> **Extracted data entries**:
■ ■ ■
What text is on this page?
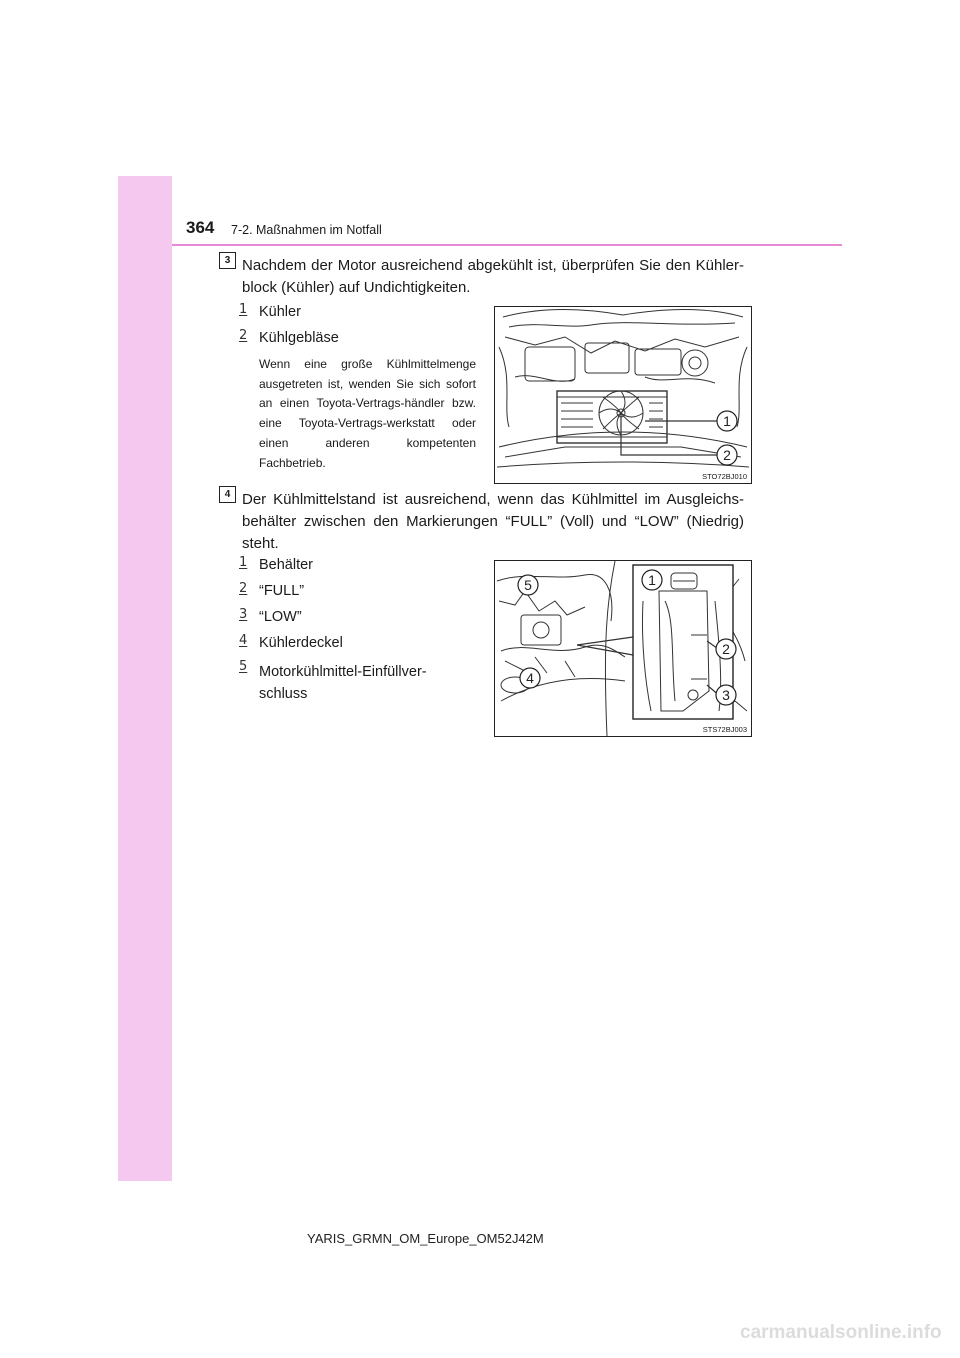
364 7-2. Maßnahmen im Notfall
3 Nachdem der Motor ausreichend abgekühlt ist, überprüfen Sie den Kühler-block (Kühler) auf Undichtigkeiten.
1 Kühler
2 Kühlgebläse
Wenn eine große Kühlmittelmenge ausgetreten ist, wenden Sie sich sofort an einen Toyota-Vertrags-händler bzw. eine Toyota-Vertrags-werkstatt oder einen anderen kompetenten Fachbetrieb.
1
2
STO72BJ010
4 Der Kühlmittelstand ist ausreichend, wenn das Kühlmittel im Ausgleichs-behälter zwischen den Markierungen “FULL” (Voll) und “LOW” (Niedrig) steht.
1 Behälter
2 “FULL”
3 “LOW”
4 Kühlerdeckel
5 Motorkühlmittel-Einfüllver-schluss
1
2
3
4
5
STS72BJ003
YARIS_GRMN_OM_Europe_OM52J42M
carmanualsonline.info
■ ■ ■
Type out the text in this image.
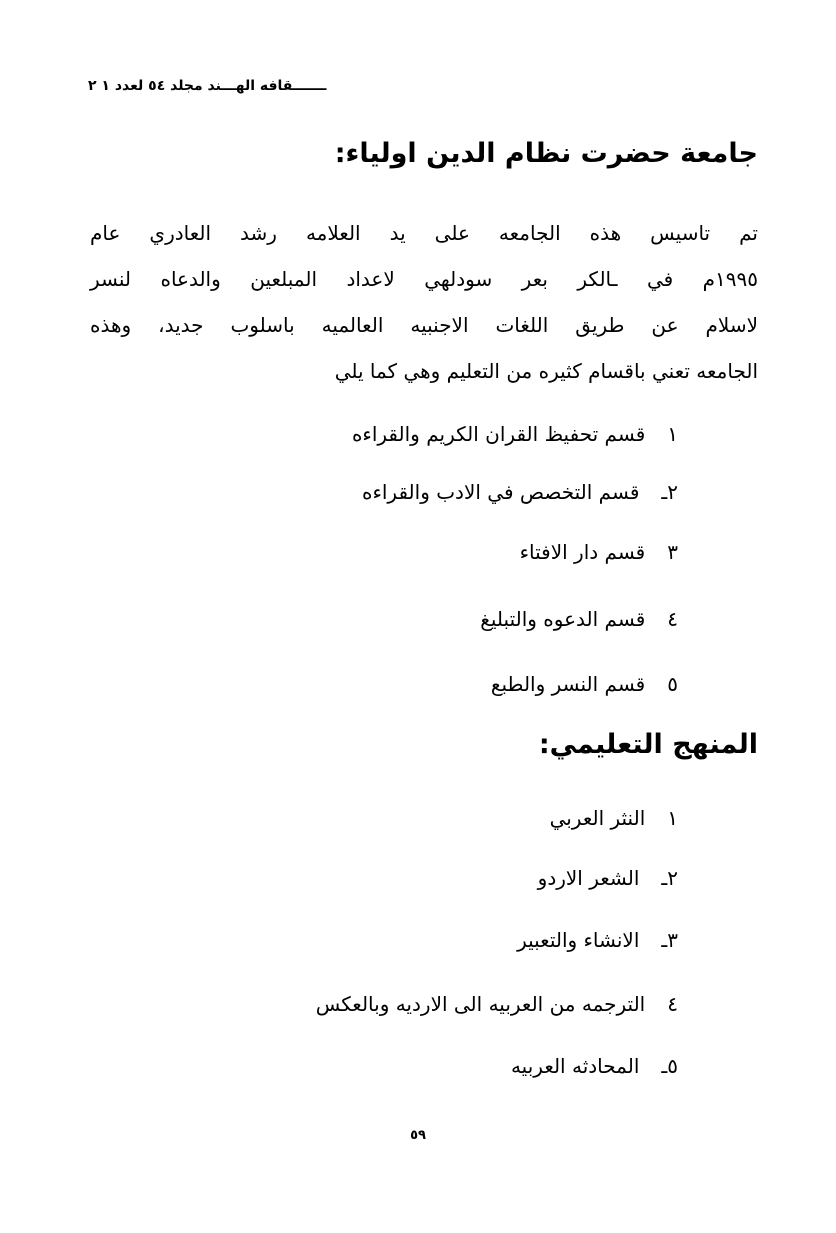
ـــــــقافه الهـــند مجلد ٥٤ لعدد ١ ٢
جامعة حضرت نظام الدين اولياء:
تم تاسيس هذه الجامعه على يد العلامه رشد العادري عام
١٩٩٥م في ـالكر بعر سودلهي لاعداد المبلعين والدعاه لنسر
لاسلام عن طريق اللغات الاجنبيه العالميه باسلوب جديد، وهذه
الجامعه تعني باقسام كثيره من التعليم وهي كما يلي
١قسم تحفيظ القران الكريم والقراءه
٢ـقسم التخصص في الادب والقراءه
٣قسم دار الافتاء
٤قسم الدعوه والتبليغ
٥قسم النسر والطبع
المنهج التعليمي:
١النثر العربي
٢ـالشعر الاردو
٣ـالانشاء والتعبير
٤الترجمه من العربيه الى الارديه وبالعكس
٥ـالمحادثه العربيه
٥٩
■ ■ ■
> **YOUR INSTRUCTIONS**: Copy all lines in the listing above where the string "FULL" appears.

> **WRITTEN RESPONSE**:
4 Der Kühlmittelstand ist ausreichend, wenn das Kühlmittel im Ausgleichs-behälter zwischen den Markierungen “FULL” (Voll) und “LOW” (Niedrig) steht.
2 “FULL”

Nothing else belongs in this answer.